GIVEN TASK
Write out every entry exactly as it stands.

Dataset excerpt
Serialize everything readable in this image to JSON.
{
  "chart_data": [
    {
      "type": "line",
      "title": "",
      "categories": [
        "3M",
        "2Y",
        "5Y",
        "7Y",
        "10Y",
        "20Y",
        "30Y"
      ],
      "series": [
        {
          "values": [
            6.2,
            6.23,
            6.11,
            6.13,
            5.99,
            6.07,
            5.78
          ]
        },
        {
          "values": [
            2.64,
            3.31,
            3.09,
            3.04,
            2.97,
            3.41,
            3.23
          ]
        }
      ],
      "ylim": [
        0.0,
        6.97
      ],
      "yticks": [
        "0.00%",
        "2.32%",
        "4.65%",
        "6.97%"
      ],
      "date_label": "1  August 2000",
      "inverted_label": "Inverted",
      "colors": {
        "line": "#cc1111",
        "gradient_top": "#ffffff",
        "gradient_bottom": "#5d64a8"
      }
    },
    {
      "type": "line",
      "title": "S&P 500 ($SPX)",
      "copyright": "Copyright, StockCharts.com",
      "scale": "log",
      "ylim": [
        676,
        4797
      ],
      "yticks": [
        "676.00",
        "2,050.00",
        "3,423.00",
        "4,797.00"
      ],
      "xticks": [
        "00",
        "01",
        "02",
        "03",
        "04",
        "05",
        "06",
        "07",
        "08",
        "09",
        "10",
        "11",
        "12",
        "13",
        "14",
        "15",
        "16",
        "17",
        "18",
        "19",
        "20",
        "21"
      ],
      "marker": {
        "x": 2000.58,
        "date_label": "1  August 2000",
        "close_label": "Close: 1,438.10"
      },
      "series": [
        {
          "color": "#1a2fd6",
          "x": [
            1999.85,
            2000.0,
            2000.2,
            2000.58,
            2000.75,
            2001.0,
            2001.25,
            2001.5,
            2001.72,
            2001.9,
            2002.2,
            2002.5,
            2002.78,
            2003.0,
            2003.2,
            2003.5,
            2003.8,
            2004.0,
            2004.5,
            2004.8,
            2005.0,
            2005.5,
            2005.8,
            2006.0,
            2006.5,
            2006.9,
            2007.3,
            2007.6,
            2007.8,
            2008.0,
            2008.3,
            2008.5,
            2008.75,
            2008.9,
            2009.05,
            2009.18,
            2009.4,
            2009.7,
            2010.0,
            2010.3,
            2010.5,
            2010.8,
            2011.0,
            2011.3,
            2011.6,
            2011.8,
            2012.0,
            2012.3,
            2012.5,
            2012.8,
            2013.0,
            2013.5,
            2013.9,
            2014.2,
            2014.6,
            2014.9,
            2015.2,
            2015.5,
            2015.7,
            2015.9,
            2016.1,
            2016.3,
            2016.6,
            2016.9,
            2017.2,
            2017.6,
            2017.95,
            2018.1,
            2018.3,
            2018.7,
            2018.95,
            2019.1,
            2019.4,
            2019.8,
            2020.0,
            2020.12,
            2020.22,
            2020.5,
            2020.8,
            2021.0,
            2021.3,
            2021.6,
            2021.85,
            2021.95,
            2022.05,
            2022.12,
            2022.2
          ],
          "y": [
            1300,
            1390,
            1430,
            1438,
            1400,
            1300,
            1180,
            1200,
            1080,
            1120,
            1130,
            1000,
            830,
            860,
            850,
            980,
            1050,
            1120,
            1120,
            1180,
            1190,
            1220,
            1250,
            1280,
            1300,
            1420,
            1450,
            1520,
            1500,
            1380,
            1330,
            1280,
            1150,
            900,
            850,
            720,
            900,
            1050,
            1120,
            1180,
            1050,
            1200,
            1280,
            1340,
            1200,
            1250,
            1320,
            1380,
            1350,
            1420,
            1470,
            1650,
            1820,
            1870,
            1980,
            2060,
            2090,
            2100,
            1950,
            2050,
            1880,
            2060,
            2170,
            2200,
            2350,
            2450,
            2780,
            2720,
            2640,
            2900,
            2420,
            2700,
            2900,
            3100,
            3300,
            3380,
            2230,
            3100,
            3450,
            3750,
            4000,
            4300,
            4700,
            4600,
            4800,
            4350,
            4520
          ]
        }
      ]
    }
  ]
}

FULL ANSWER
Serialize everything readable in this image to JSON.
{
  "chart_data": [
    {
      "type": "line",
      "title": "",
      "categories": [
        "3M",
        "2Y",
        "5Y",
        "7Y",
        "10Y",
        "20Y",
        "30Y"
      ],
      "series": [
        {
          "values": [
            6.2,
            6.23,
            6.11,
            6.13,
            5.99,
            6.07,
            5.78
          ]
        },
        {
          "values": [
            2.64,
            3.31,
            3.09,
            3.04,
            2.97,
            3.41,
            3.23
          ]
        }
      ],
      "ylim": [
        0.0,
        6.97
      ],
      "yticks": [
        "0.00%",
        "2.32%",
        "4.65%",
        "6.97%"
      ],
      "date_label": "1  August 2000",
      "inverted_label": "Inverted",
      "colors": {
        "line": "#cc1111",
        "gradient_top": "#ffffff",
        "gradient_bottom": "#5d64a8"
      }
    },
    {
      "type": "line",
      "title": "S&P 500 ($SPX)",
      "copyright": "Copyright, StockCharts.com",
      "scale": "log",
      "ylim": [
        676,
        4797
      ],
      "yticks": [
        "676.00",
        "2,050.00",
        "3,423.00",
        "4,797.00"
      ],
      "xticks": [
        "00",
        "01",
        "02",
        "03",
        "04",
        "05",
        "06",
        "07",
        "08",
        "09",
        "10",
        "11",
        "12",
        "13",
        "14",
        "15",
        "16",
        "17",
        "18",
        "19",
        "20",
        "21"
      ],
      "marker": {
        "x": 2000.58,
        "date_label": "1  August 2000",
        "close_label": "Close: 1,438.10"
      },
      "series": [
        {
          "color": "#1a2fd6",
          "x": [
            1999.85,
            2000.0,
            2000.2,
            2000.58,
            2000.75,
            2001.0,
            2001.25,
            2001.5,
            2001.72,
            2001.9,
            2002.2,
            2002.5,
            2002.78,
            2003.0,
            2003.2,
            2003.5,
            2003.8,
            2004.0,
            2004.5,
            2004.8,
            2005.0,
            2005.5,
            2005.8,
            2006.0,
            2006.5,
            2006.9,
            2007.3,
            2007.6,
            2007.8,
            2008.0,
            2008.3,
            2008.5,
            2008.75,
            2008.9,
            2009.05,
            2009.18,
            2009.4,
            2009.7,
            2010.0,
            2010.3,
            2010.5,
            2010.8,
            2011.0,
            2011.3,
            2011.6,
            2011.8,
            2012.0,
            2012.3,
            2012.5,
            2012.8,
            2013.0,
            2013.5,
            2013.9,
            2014.2,
            2014.6,
            2014.9,
            2015.2,
            2015.5,
            2015.7,
            2015.9,
            2016.1,
            2016.3,
            2016.6,
            2016.9,
            2017.2,
            2017.6,
            2017.95,
            2018.1,
            2018.3,
            2018.7,
            2018.95,
            2019.1,
            2019.4,
            2019.8,
            2020.0,
            2020.12,
            2020.22,
            2020.5,
            2020.8,
            2021.0,
            2021.3,
            2021.6,
            2021.85,
            2021.95,
            2022.05,
            2022.12,
            2022.2
          ],
          "y": [
            1300,
            1390,
            1430,
            1438,
            1400,
            1300,
            1180,
            1200,
            1080,
            1120,
            1130,
            1000,
            830,
            860,
            850,
            980,
            1050,
            1120,
            1120,
            1180,
            1190,
            1220,
            1250,
            1280,
            1300,
            1420,
            1450,
            1520,
            1500,
            1380,
            1330,
            1280,
            1150,
            900,
            850,
            720,
            900,
            1050,
            1120,
            1180,
            1050,
            1200,
            1280,
            1340,
            1200,
            1250,
            1320,
            1380,
            1350,
            1420,
            1470,
            1650,
            1820,
            1870,
            1980,
            2060,
            2090,
            2100,
            1950,
            2050,
            1880,
            2060,
            2170,
            2200,
            2350,
            2450,
            2780,
            2720,
            2640,
            2900,
            2420,
            2700,
            2900,
            3100,
            3300,
            3380,
            2230,
            3100,
            3450,
            3750,
            4000,
            4300,
            4700,
            4600,
            4800,
            4350,
            4520
          ]
        }
      ]
    }
  ]
}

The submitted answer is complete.